## WHAT IS ASKED
Below is a block of records; repeat each one exactly.

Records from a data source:
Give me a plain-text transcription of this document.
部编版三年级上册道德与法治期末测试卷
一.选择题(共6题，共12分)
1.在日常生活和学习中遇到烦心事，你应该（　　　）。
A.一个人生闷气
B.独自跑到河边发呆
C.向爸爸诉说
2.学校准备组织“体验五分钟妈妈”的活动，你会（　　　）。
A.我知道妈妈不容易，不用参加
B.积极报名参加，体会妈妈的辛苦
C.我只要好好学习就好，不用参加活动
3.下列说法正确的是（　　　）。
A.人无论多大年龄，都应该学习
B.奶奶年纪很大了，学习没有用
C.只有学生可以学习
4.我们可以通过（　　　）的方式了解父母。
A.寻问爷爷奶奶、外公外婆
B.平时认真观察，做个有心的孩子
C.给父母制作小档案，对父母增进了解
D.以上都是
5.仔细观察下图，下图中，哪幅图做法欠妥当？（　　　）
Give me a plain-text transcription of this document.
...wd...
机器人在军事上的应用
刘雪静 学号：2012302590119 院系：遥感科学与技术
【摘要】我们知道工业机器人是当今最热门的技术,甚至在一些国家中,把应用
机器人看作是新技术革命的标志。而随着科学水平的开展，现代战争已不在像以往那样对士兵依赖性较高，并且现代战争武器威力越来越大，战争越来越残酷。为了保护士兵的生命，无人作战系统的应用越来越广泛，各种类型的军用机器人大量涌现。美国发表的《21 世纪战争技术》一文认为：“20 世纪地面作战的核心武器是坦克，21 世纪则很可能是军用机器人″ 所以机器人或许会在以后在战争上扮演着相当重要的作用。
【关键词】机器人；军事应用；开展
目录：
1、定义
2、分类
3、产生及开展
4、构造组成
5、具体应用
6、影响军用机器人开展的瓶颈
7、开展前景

## FINAL RESULT
Give me a plain-text transcription of this document.
部编版三年级上册道德与法治期末测试卷
一.选择题(共6题，共12分)
1.在日常生活和学习中遇到烦心事，你应该（　　　）。
A.一个人生闷气
B.独自跑到河边发呆
C.向爸爸诉说
2.学校准备组织“体验五分钟妈妈”的活动，你会（　　　）。
A.我知道妈妈不容易，不用参加
B.积极报名参加，体会妈妈的辛苦
C.我只要好好学习就好，不用参加活动
3.下列说法正确的是（　　　）。
A.人无论多大年龄，都应该学习
B.奶奶年纪很大了，学习没有用
C.只有学生可以学习
4.我们可以通过（　　　）的方式了解父母。
A.寻问爷爷奶奶、外公外婆
B.平时认真观察，做个有心的孩子
C.给父母制作小档案，对父母增进了解
D.以上都是
5.仔细观察下图，下图中，哪幅图做法欠妥当？（　　　）
Give me a plain-text transcription of this document.
...wd...
机器人在军事上的应用
刘雪静 学号：2012302590119 院系：遥感科学与技术
【摘要】我们知道工业机器人是当今最热门的技术,甚至在一些国家中,把应用
机器人看作是新技术革命的标志。而随着科学水平的开展，现代战争已不在像以往那样对士兵依赖性较高，并且现代战争武器威力越来越大，战争越来越残酷。为了保护士兵的生命，无人作战系统的应用越来越广泛，各种类型的军用机器人大量涌现。美国发表的《21 世纪战争技术》一文认为：“20 世纪地面作战的核心武器是坦克，21 世纪则很可能是军用机器人″ 所以机器人或许会在以后在战争上扮演着相当重要的作用。
【关键词】机器人；军事应用；开展
目录：
1、定义
2、分类
3、产生及开展
4、构造组成
5、具体应用
6、影响军用机器人开展的瓶颈
7、开展前景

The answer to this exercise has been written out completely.